• _TASK OBJECTIVE_
Work through the material below and count the lines holding the word "color"; give that count and nothing more.

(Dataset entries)
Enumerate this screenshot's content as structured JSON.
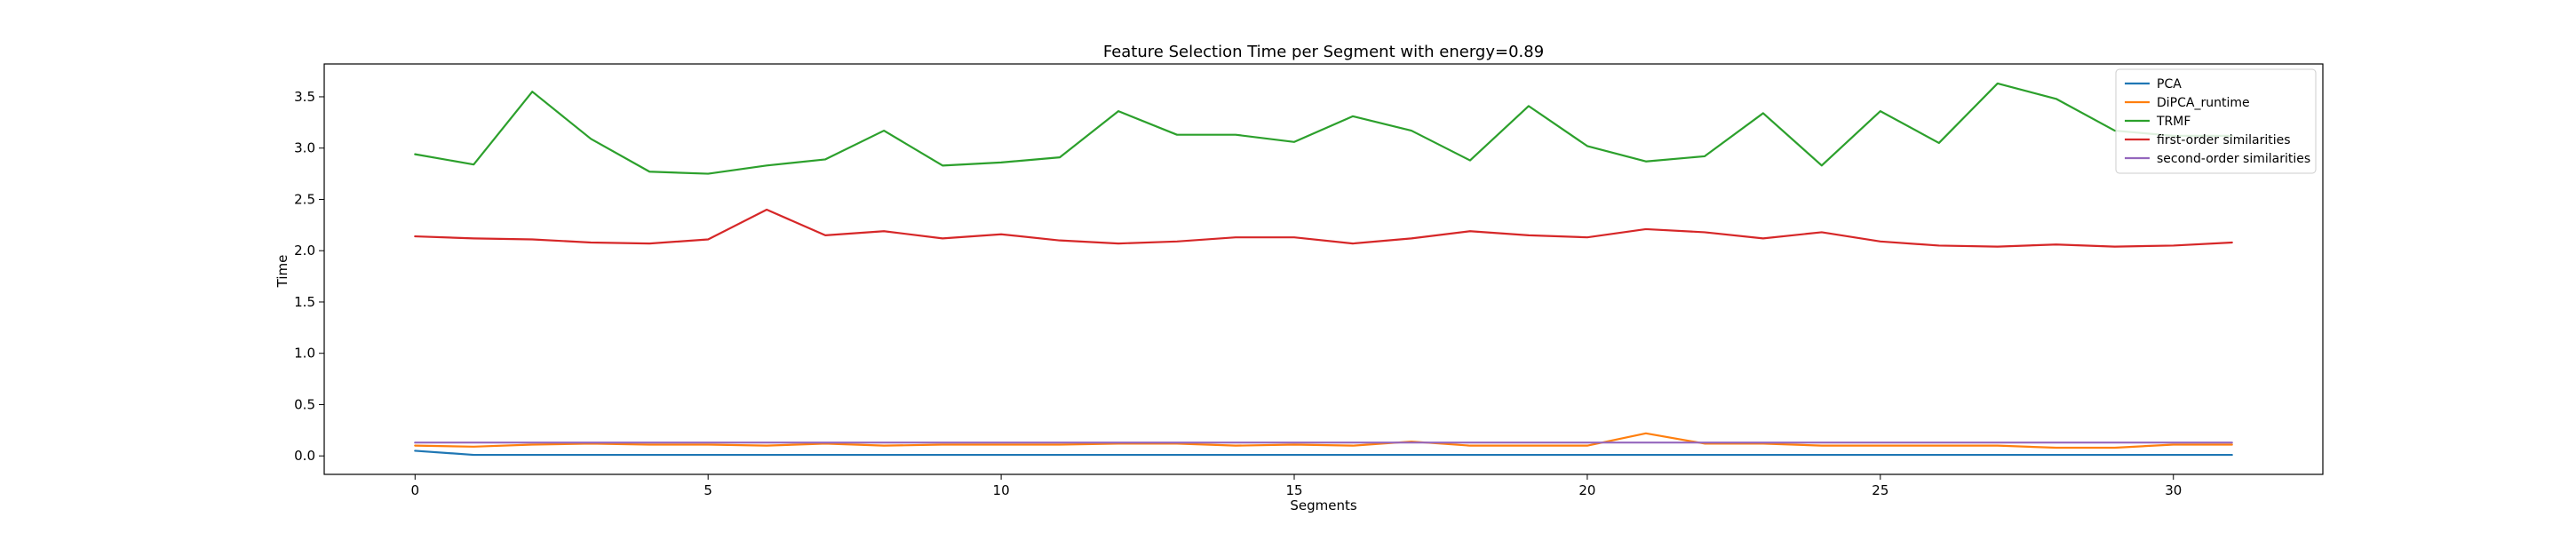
{
  "chart_data": {
    "type": "line",
    "title": "Feature Selection Time per Segment with energy=0.89",
    "xlabel": "Segments",
    "ylabel": "Time",
    "xlim": [
      -1.55,
      32.55
    ],
    "ylim": [
      -0.18,
      3.82
    ],
    "xticks": [
      0,
      5,
      10,
      15,
      20,
      25,
      30
    ],
    "yticks": [
      0.0,
      0.5,
      1.0,
      1.5,
      2.0,
      2.5,
      3.0,
      3.5
    ],
    "grid": false,
    "legend_position": "top-right",
    "x": [
      0,
      1,
      2,
      3,
      4,
      5,
      6,
      7,
      8,
      9,
      10,
      11,
      12,
      13,
      14,
      15,
      16,
      17,
      18,
      19,
      20,
      21,
      22,
      23,
      24,
      25,
      26,
      27,
      28,
      29,
      30,
      31
    ],
    "series": [
      {
        "name": "PCA",
        "color": "#1f77b4",
        "values": [
          0.05,
          0.01,
          0.01,
          0.01,
          0.01,
          0.01,
          0.01,
          0.01,
          0.01,
          0.01,
          0.01,
          0.01,
          0.01,
          0.01,
          0.01,
          0.01,
          0.01,
          0.01,
          0.01,
          0.01,
          0.01,
          0.01,
          0.01,
          0.01,
          0.01,
          0.01,
          0.01,
          0.01,
          0.01,
          0.01,
          0.01,
          0.01
        ]
      },
      {
        "name": "DiPCA_runtime",
        "color": "#ff7f0e",
        "values": [
          0.1,
          0.09,
          0.11,
          0.12,
          0.11,
          0.11,
          0.1,
          0.12,
          0.1,
          0.11,
          0.11,
          0.11,
          0.12,
          0.12,
          0.1,
          0.11,
          0.1,
          0.14,
          0.1,
          0.1,
          0.1,
          0.22,
          0.12,
          0.12,
          0.1,
          0.1,
          0.1,
          0.1,
          0.08,
          0.08,
          0.11,
          0.11
        ]
      },
      {
        "name": "TRMF",
        "color": "#2ca02c",
        "values": [
          2.94,
          2.84,
          3.55,
          3.09,
          2.77,
          2.75,
          2.83,
          2.89,
          3.17,
          2.83,
          2.86,
          2.91,
          3.36,
          3.13,
          3.13,
          3.06,
          3.31,
          3.17,
          2.88,
          3.41,
          3.02,
          2.87,
          2.92,
          3.34,
          2.83,
          3.36,
          3.05,
          3.63,
          3.48,
          3.17,
          3.12,
          3.12
        ]
      },
      {
        "name": "first-order similarities",
        "color": "#d62728",
        "values": [
          2.14,
          2.12,
          2.11,
          2.08,
          2.07,
          2.11,
          2.4,
          2.15,
          2.19,
          2.12,
          2.16,
          2.1,
          2.07,
          2.09,
          2.13,
          2.13,
          2.07,
          2.12,
          2.19,
          2.15,
          2.13,
          2.21,
          2.18,
          2.12,
          2.18,
          2.09,
          2.05,
          2.04,
          2.06,
          2.04,
          2.05,
          2.08
        ]
      },
      {
        "name": "second-order similarities",
        "color": "#9467bd",
        "values": [
          0.13,
          0.13,
          0.13,
          0.13,
          0.13,
          0.13,
          0.13,
          0.13,
          0.13,
          0.13,
          0.13,
          0.13,
          0.13,
          0.13,
          0.13,
          0.13,
          0.13,
          0.13,
          0.13,
          0.13,
          0.13,
          0.13,
          0.13,
          0.13,
          0.13,
          0.13,
          0.13,
          0.13,
          0.13,
          0.13,
          0.13,
          0.13
        ]
      }
    ]
  }
}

• _TASK RESPONSE_
5